▶ [What to work on]
Output each entry verbatim and exclude every picture from it.

▶ [Records supplied]
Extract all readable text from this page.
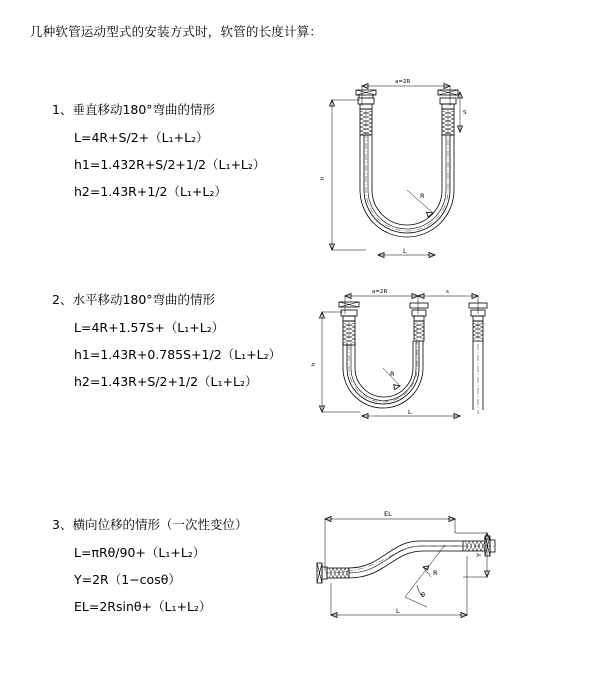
几种软管运动型式的安装方式时，软管的长度计算：
1、垂直移动180°弯曲的情形
L=4R+S/2+（L₁+L₂）
h1=1.432R+S/2+1/2（L₁+L₂）
h2=1.43R+1/2（L₁+L₂）
a=2R
S
h
R
L
2、水平移动180°弯曲的情形
L=4R+1.57S+（L₁+L₂）
h1=1.43R+0.785S+1/2（L₁+L₂）
h2=1.43R+S/2+1/2（L₁+L₂）
a=2R	s
h
R
L
3、横向位移的情形（一次性变位）
L=πRθ/90+（L₁+L₂）
Y=2R（1−cosθ）
EL=2Rsinθ+（L₁+L₂）
EL
Y
θ
R
L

▶ [Response for this exercise]
Extract all readable text from this page.
几种软管运动型式的安装方式时，软管的长度计算：
1、垂直移动180°弯曲的情形
L=4R+S/2+（L₁+L₂）
h1=1.432R+S/2+1/2（L₁+L₂）
h2=1.43R+1/2（L₁+L₂）
a=2R
S
h
R
L
2、水平移动180°弯曲的情形
L=4R+1.57S+（L₁+L₂）
h1=1.43R+0.785S+1/2（L₁+L₂）
h2=1.43R+S/2+1/2（L₁+L₂）
a=2R	s
h
R
L
3、横向位移的情形（一次性变位）
L=πRθ/90+（L₁+L₂）
Y=2R（1−cosθ）
EL=2Rsinθ+（L₁+L₂）
EL
Y
θ
R
L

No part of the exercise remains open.